[Begin]
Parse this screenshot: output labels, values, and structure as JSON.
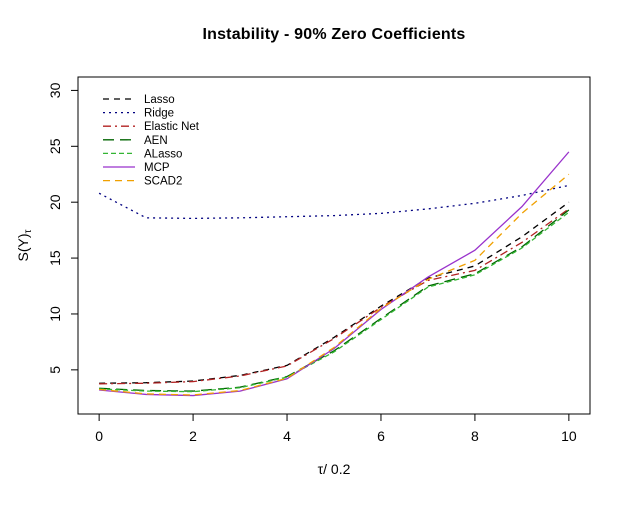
{
  "title": "Instability - 90% Zero Coefficients",
  "chart_data": {
    "type": "line",
    "title": "Instability - 90% Zero Coefficients",
    "xlabel": "τ/ 0.2",
    "ylabel_base": "S(Y)",
    "ylabel_sub": "τ",
    "x": [
      0,
      1,
      2,
      3,
      4,
      5,
      6,
      7,
      8,
      9,
      10
    ],
    "xticks": [
      0,
      2,
      4,
      6,
      8,
      10
    ],
    "yticks": [
      5,
      10,
      15,
      20,
      25,
      30
    ],
    "xlim": [
      -0.45,
      10.45
    ],
    "ylim": [
      1.05,
      31.2
    ],
    "grid": false,
    "legend_position": "top-left",
    "axis_color": "#000000",
    "background_color": "#ffffff",
    "series": [
      {
        "name": "Lasso",
        "color": "#000000",
        "dash": "6,5",
        "values": [
          3.8,
          3.85,
          4.0,
          4.5,
          5.4,
          7.9,
          10.7,
          13.2,
          14.3,
          16.9,
          20.0
        ]
      },
      {
        "name": "Ridge",
        "color": "#000080",
        "dash": "2,4",
        "values": [
          20.8,
          18.6,
          18.55,
          18.6,
          18.7,
          18.8,
          19.0,
          19.4,
          19.9,
          20.6,
          21.5
        ]
      },
      {
        "name": "Elastic Net",
        "color": "#B22222",
        "dash": "8,4,2,4",
        "values": [
          3.75,
          3.8,
          3.95,
          4.45,
          5.35,
          7.8,
          10.6,
          13.0,
          13.9,
          16.4,
          19.4
        ]
      },
      {
        "name": "AEN",
        "color": "#006400",
        "dash": "11,6",
        "values": [
          3.35,
          3.15,
          3.1,
          3.45,
          4.4,
          6.7,
          9.6,
          12.5,
          13.6,
          16.0,
          19.3
        ]
      },
      {
        "name": "ALasso",
        "color": "#33B533",
        "dash": "5,3",
        "values": [
          3.3,
          3.1,
          3.05,
          3.4,
          4.35,
          6.6,
          9.5,
          12.4,
          13.5,
          15.9,
          19.1
        ]
      },
      {
        "name": "MCP",
        "color": "#9932CC",
        "dash": "",
        "values": [
          3.2,
          2.8,
          2.7,
          3.1,
          4.2,
          6.9,
          10.4,
          13.3,
          15.7,
          19.6,
          24.5
        ]
      },
      {
        "name": "SCAD2",
        "color": "#F0A000",
        "dash": "7,5",
        "values": [
          3.25,
          2.85,
          2.75,
          3.15,
          4.25,
          7.0,
          10.5,
          13.1,
          14.8,
          19.0,
          22.5
        ]
      }
    ]
  }
}
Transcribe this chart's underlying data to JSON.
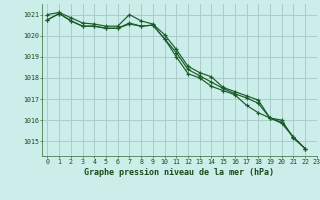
{
  "title": "Graphe pression niveau de la mer (hPa)",
  "background_color": "#cceeea",
  "grid_color": "#aacccc",
  "line_color": "#1a5c28",
  "xlim": [
    -0.5,
    23
  ],
  "ylim": [
    1014.3,
    1021.5
  ],
  "yticks": [
    1015,
    1016,
    1017,
    1018,
    1019,
    1020,
    1021
  ],
  "xticks": [
    0,
    1,
    2,
    3,
    4,
    5,
    6,
    7,
    8,
    9,
    10,
    11,
    12,
    13,
    14,
    15,
    16,
    17,
    18,
    19,
    20,
    21,
    22,
    23
  ],
  "series": [
    [
      1021.0,
      1021.1,
      1020.85,
      1020.6,
      1020.55,
      1020.45,
      1020.45,
      1021.0,
      1020.7,
      1020.55,
      1020.05,
      1019.35,
      1018.55,
      1018.25,
      1018.05,
      1017.55,
      1017.35,
      1017.15,
      1016.95,
      1016.1,
      1016.0,
      1015.15,
      1014.65
    ],
    [
      1020.75,
      1021.05,
      1020.7,
      1020.45,
      1020.45,
      1020.35,
      1020.35,
      1020.6,
      1020.45,
      1020.5,
      1019.85,
      1019.2,
      1018.4,
      1018.1,
      1017.8,
      1017.5,
      1017.25,
      1017.05,
      1016.8,
      1016.1,
      1015.85,
      1015.2,
      1014.65
    ],
    [
      1020.75,
      1021.05,
      1020.7,
      1020.45,
      1020.45,
      1020.35,
      1020.35,
      1020.55,
      1020.45,
      1020.5,
      1019.85,
      1019.0,
      1018.2,
      1018.0,
      1017.6,
      1017.4,
      1017.2,
      1016.7,
      1016.35,
      1016.1,
      1015.9,
      1015.2,
      1014.65
    ]
  ]
}
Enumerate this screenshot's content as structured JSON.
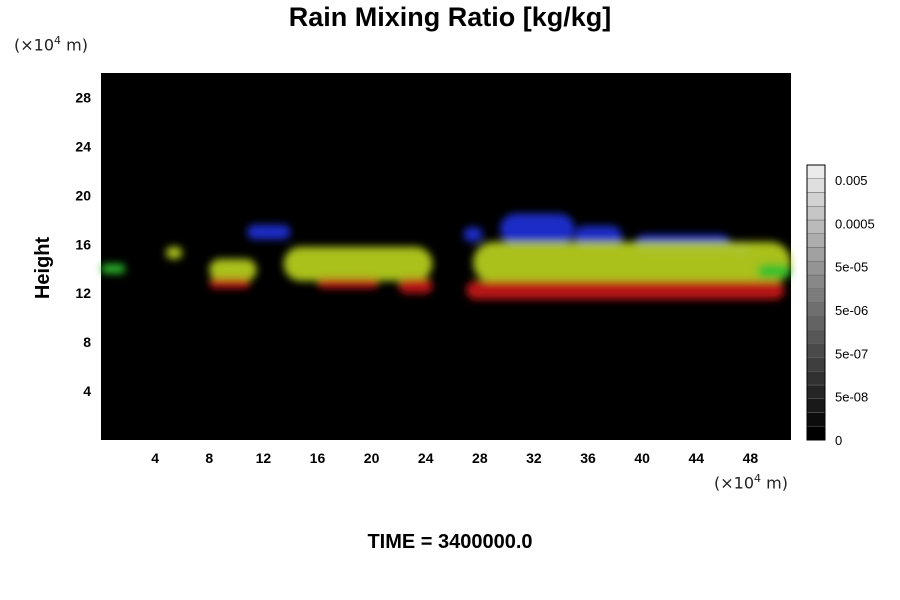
{
  "chart_data": {
    "type": "heatmap",
    "title": "Rain Mixing Ratio [kg/kg]",
    "ylabel": "Height",
    "x_unit": {
      "base": "(×10",
      "exp": "4",
      "tail": " m)"
    },
    "y_unit": {
      "base": "(×10",
      "exp": "4",
      "tail": " m)"
    },
    "time_label": "TIME = 3400000.0",
    "xlim": [
      0,
      51
    ],
    "ylim": [
      0,
      30
    ],
    "x_ticks": [
      4,
      8,
      12,
      16,
      20,
      24,
      28,
      32,
      36,
      40,
      44,
      48
    ],
    "y_ticks": [
      4,
      8,
      12,
      16,
      20,
      24,
      28
    ],
    "colorbar": {
      "tick_labels": [
        "0.005",
        "0.0005",
        "5e-05",
        "5e-06",
        "5e-07",
        "5e-08",
        "0"
      ],
      "levels": 20
    },
    "colors": {
      "background": "#000000",
      "upper": "#1f2fd8",
      "middle": "#b8d020",
      "edge": "#2ec02a",
      "lower": "#c81414"
    },
    "regions": [
      {
        "band": "upper",
        "x0": 10.8,
        "x1": 14.0,
        "y0": 16.4,
        "y1": 17.6
      },
      {
        "band": "upper",
        "x0": 26.8,
        "x1": 28.2,
        "y0": 16.2,
        "y1": 17.4
      },
      {
        "band": "upper",
        "x0": 29.5,
        "x1": 35.0,
        "y0": 16.0,
        "y1": 18.5
      },
      {
        "band": "upper",
        "x0": 35.0,
        "x1": 38.5,
        "y0": 15.8,
        "y1": 17.5
      },
      {
        "band": "upper",
        "x0": 39.5,
        "x1": 46.5,
        "y0": 15.2,
        "y1": 16.8
      },
      {
        "band": "upper",
        "x0": 46.5,
        "x1": 48.0,
        "y0": 15.2,
        "y1": 16.2
      },
      {
        "band": "middle",
        "x0": 4.8,
        "x1": 6.0,
        "y0": 14.8,
        "y1": 15.8
      },
      {
        "band": "middle",
        "x0": 8.0,
        "x1": 11.5,
        "y0": 13.0,
        "y1": 14.8
      },
      {
        "band": "middle",
        "x0": 13.5,
        "x1": 24.5,
        "y0": 13.0,
        "y1": 15.8
      },
      {
        "band": "middle",
        "x0": 27.5,
        "x1": 51.0,
        "y0": 12.8,
        "y1": 16.2
      },
      {
        "band": "edge",
        "x0": 0.0,
        "x1": 1.8,
        "y0": 13.6,
        "y1": 14.4
      },
      {
        "band": "edge",
        "x0": 48.5,
        "x1": 51.0,
        "y0": 13.2,
        "y1": 14.4
      },
      {
        "band": "lower",
        "x0": 8.0,
        "x1": 11.0,
        "y0": 12.4,
        "y1": 13.2
      },
      {
        "band": "lower",
        "x0": 16.0,
        "x1": 20.5,
        "y0": 12.4,
        "y1": 13.2
      },
      {
        "band": "lower",
        "x0": 22.0,
        "x1": 24.5,
        "y0": 12.0,
        "y1": 13.2
      },
      {
        "band": "lower",
        "x0": 27.0,
        "x1": 50.5,
        "y0": 11.5,
        "y1": 13.0
      }
    ]
  }
}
[End]
§ TO BE DONE
Pictures are to be left out; all else in the entries above is to be quoted exactly.

§ SOLUTION TO THIS EXERCISE
Parse this screenshot: output labels, values, and structure as JSON.
{
  "title": "Instability - 90% Zero Coefficients",
  "chart_data": {
    "type": "line",
    "title": "Instability - 90% Zero Coefficients",
    "xlabel": "τ/ 0.2",
    "ylabel_base": "S(Y)",
    "ylabel_sub": "τ",
    "x": [
      0,
      1,
      2,
      3,
      4,
      5,
      6,
      7,
      8,
      9,
      10
    ],
    "xticks": [
      0,
      2,
      4,
      6,
      8,
      10
    ],
    "yticks": [
      5,
      10,
      15,
      20,
      25,
      30
    ],
    "xlim": [
      -0.45,
      10.45
    ],
    "ylim": [
      1.05,
      31.2
    ],
    "grid": false,
    "legend_position": "top-left",
    "axis_color": "#000000",
    "background_color": "#ffffff",
    "series": [
      {
        "name": "Lasso",
        "color": "#000000",
        "dash": "6,5",
        "values": [
          3.8,
          3.85,
          4.0,
          4.5,
          5.4,
          7.9,
          10.7,
          13.2,
          14.3,
          16.9,
          20.0
        ]
      },
      {
        "name": "Ridge",
        "color": "#000080",
        "dash": "2,4",
        "values": [
          20.8,
          18.6,
          18.55,
          18.6,
          18.7,
          18.8,
          19.0,
          19.4,
          19.9,
          20.6,
          21.5
        ]
      },
      {
        "name": "Elastic Net",
        "color": "#B22222",
        "dash": "8,4,2,4",
        "values": [
          3.75,
          3.8,
          3.95,
          4.45,
          5.35,
          7.8,
          10.6,
          13.0,
          13.9,
          16.4,
          19.4
        ]
      },
      {
        "name": "AEN",
        "color": "#006400",
        "dash": "11,6",
        "values": [
          3.35,
          3.15,
          3.1,
          3.45,
          4.4,
          6.7,
          9.6,
          12.5,
          13.6,
          16.0,
          19.3
        ]
      },
      {
        "name": "ALasso",
        "color": "#33B533",
        "dash": "5,3",
        "values": [
          3.3,
          3.1,
          3.05,
          3.4,
          4.35,
          6.6,
          9.5,
          12.4,
          13.5,
          15.9,
          19.1
        ]
      },
      {
        "name": "MCP",
        "color": "#9932CC",
        "dash": "",
        "values": [
          3.2,
          2.8,
          2.7,
          3.1,
          4.2,
          6.9,
          10.4,
          13.3,
          15.7,
          19.6,
          24.5
        ]
      },
      {
        "name": "SCAD2",
        "color": "#F0A000",
        "dash": "7,5",
        "values": [
          3.25,
          2.85,
          2.75,
          3.15,
          4.25,
          7.0,
          10.5,
          13.1,
          14.8,
          19.0,
          22.5
        ]
      }
    ]
  }
}
Transcribe this chart's underlying data to JSON.
{
  "title": "Graphe pression niveau de la mer (hPa)",
  "background_color": "#cceeea",
  "grid_color": "#aacccc",
  "line_color": "#1a5c28",
  "xlim": [
    -0.5,
    23
  ],
  "ylim": [
    1014.3,
    1021.5
  ],
  "yticks": [
    1015,
    1016,
    1017,
    1018,
    1019,
    1020,
    1021
  ],
  "xticks": [
    0,
    1,
    2,
    3,
    4,
    5,
    6,
    7,
    8,
    9,
    10,
    11,
    12,
    13,
    14,
    15,
    16,
    17,
    18,
    19,
    20,
    21,
    22,
    23
  ],
  "series": [
    [
      1021.0,
      1021.1,
      1020.85,
      1020.6,
      1020.55,
      1020.45,
      1020.45,
      1021.0,
      1020.7,
      1020.55,
      1020.05,
      1019.35,
      1018.55,
      1018.25,
      1018.05,
      1017.55,
      1017.35,
      1017.15,
      1016.95,
      1016.1,
      1016.0,
      1015.15,
      1014.65
    ],
    [
      1020.75,
      1021.05,
      1020.7,
      1020.45,
      1020.45,
      1020.35,
      1020.35,
      1020.6,
      1020.45,
      1020.5,
      1019.85,
      1019.2,
      1018.4,
      1018.1,
      1017.8,
      1017.5,
      1017.25,
      1017.05,
      1016.8,
      1016.1,
      1015.85,
      1015.2,
      1014.65
    ],
    [
      1020.75,
      1021.05,
      1020.7,
      1020.45,
      1020.45,
      1020.35,
      1020.35,
      1020.55,
      1020.45,
      1020.5,
      1019.85,
      1019.0,
      1018.2,
      1018.0,
      1017.6,
      1017.4,
      1017.2,
      1016.7,
      1016.35,
      1016.1,
      1015.9,
      1015.2,
      1014.65
    ]
  ]
}
Enumerate this screenshot's content as structured JSON.
{
  "chart_data": {
    "type": "heatmap",
    "title": "Rain Mixing Ratio [kg/kg]",
    "ylabel": "Height",
    "x_unit": {
      "base": "(×10",
      "exp": "4",
      "tail": " m)"
    },
    "y_unit": {
      "base": "(×10",
      "exp": "4",
      "tail": " m)"
    },
    "time_label": "TIME = 3400000.0",
    "xlim": [
      0,
      51
    ],
    "ylim": [
      0,
      30
    ],
    "x_ticks": [
      4,
      8,
      12,
      16,
      20,
      24,
      28,
      32,
      36,
      40,
      44,
      48
    ],
    "y_ticks": [
      4,
      8,
      12,
      16,
      20,
      24,
      28
    ],
    "colorbar": {
      "tick_labels": [
        "0.005",
        "0.0005",
        "5e-05",
        "5e-06",
        "5e-07",
        "5e-08",
        "0"
      ],
      "levels": 20
    },
    "colors": {
      "background": "#000000",
      "upper": "#1f2fd8",
      "middle": "#b8d020",
      "edge": "#2ec02a",
      "lower": "#c81414"
    },
    "regions": [
      {
        "band": "upper",
        "x0": 10.8,
        "x1": 14.0,
        "y0": 16.4,
        "y1": 17.6
      },
      {
        "band": "upper",
        "x0": 26.8,
        "x1": 28.2,
        "y0": 16.2,
        "y1": 17.4
      },
      {
        "band": "upper",
        "x0": 29.5,
        "x1": 35.0,
        "y0": 16.0,
        "y1": 18.5
      },
      {
        "band": "upper",
        "x0": 35.0,
        "x1": 38.5,
        "y0": 15.8,
        "y1": 17.5
      },
      {
        "band": "upper",
        "x0": 39.5,
        "x1": 46.5,
        "y0": 15.2,
        "y1": 16.8
      },
      {
        "band": "upper",
        "x0": 46.5,
        "x1": 48.0,
        "y0": 15.2,
        "y1": 16.2
      },
      {
        "band": "middle",
        "x0": 4.8,
        "x1": 6.0,
        "y0": 14.8,
        "y1": 15.8
      },
      {
        "band": "middle",
        "x0": 8.0,
        "x1": 11.5,
        "y0": 13.0,
        "y1": 14.8
      },
      {
        "band": "middle",
        "x0": 13.5,
        "x1": 24.5,
        "y0": 13.0,
        "y1": 15.8
      },
      {
        "band": "middle",
        "x0": 27.5,
        "x1": 51.0,
        "y0": 12.8,
        "y1": 16.2
      },
      {
        "band": "edge",
        "x0": 0.0,
        "x1": 1.8,
        "y0": 13.6,
        "y1": 14.4
      },
      {
        "band": "edge",
        "x0": 48.5,
        "x1": 51.0,
        "y0": 13.2,
        "y1": 14.4
      },
      {
        "band": "lower",
        "x0": 8.0,
        "x1": 11.0,
        "y0": 12.4,
        "y1": 13.2
      },
      {
        "band": "lower",
        "x0": 16.0,
        "x1": 20.5,
        "y0": 12.4,
        "y1": 13.2
      },
      {
        "band": "lower",
        "x0": 22.0,
        "x1": 24.5,
        "y0": 12.0,
        "y1": 13.2
      },
      {
        "band": "lower",
        "x0": 27.0,
        "x1": 50.5,
        "y0": 11.5,
        "y1": 13.0
      }
    ]
  }
}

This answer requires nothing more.